MATERIAL FOR THIS EXERCISE:
---*---

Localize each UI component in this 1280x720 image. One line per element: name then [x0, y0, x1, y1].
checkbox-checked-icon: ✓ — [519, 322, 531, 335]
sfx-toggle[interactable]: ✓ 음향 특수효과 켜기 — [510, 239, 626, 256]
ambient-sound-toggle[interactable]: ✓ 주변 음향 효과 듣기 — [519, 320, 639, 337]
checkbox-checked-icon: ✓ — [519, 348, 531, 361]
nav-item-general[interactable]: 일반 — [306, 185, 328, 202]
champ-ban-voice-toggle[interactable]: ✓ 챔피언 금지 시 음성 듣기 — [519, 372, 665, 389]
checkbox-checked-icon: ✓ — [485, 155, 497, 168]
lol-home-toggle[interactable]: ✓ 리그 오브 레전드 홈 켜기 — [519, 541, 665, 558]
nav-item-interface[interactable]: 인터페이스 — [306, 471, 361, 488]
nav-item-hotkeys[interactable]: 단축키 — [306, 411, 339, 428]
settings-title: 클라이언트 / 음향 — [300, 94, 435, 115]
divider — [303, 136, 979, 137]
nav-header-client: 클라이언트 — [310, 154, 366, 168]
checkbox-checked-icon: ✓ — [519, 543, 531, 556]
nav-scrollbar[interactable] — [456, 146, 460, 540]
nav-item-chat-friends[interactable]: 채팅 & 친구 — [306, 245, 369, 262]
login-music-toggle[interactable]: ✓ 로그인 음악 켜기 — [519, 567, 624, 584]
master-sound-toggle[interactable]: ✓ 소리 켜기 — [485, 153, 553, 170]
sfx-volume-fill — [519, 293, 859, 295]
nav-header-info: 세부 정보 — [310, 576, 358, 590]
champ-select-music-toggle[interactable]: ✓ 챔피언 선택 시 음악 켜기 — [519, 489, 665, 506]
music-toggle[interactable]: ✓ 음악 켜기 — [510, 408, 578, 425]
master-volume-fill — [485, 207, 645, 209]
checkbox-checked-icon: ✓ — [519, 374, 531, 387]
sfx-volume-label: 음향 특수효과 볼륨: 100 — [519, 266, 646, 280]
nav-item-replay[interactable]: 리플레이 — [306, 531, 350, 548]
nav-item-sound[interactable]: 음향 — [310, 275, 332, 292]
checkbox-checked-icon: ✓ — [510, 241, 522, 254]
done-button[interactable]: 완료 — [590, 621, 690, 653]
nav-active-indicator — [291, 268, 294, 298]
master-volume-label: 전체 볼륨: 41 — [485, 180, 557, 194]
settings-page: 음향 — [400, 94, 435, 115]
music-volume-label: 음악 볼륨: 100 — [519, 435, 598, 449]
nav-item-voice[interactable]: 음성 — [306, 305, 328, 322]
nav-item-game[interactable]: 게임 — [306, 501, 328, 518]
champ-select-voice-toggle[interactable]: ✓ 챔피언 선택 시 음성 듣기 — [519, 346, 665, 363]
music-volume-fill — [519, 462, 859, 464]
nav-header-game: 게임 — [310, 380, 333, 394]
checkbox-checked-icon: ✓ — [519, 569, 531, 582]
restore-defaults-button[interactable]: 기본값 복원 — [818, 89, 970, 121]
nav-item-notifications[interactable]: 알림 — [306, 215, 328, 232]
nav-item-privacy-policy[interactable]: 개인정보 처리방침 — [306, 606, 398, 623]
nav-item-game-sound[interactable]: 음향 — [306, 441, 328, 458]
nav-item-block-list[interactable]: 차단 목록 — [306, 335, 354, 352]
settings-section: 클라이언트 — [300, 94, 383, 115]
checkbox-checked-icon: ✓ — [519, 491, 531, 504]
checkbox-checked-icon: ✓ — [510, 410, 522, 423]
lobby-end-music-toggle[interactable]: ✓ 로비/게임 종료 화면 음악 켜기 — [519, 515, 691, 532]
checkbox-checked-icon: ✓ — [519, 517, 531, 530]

---*---

WHAT YOU HAVE TO DO: Filter the rows above and copy out every line that contains the string "sound".

RESPONSE BELOW:
ambient-sound-toggle[interactable]: ✓ 주변 음향 효과 듣기 — [519, 320, 639, 337]
master-sound-toggle[interactable]: ✓ 소리 켜기 — [485, 153, 553, 170]
nav-item-sound[interactable]: 음향 — [310, 275, 332, 292]
nav-item-game-sound[interactable]: 음향 — [306, 441, 328, 458]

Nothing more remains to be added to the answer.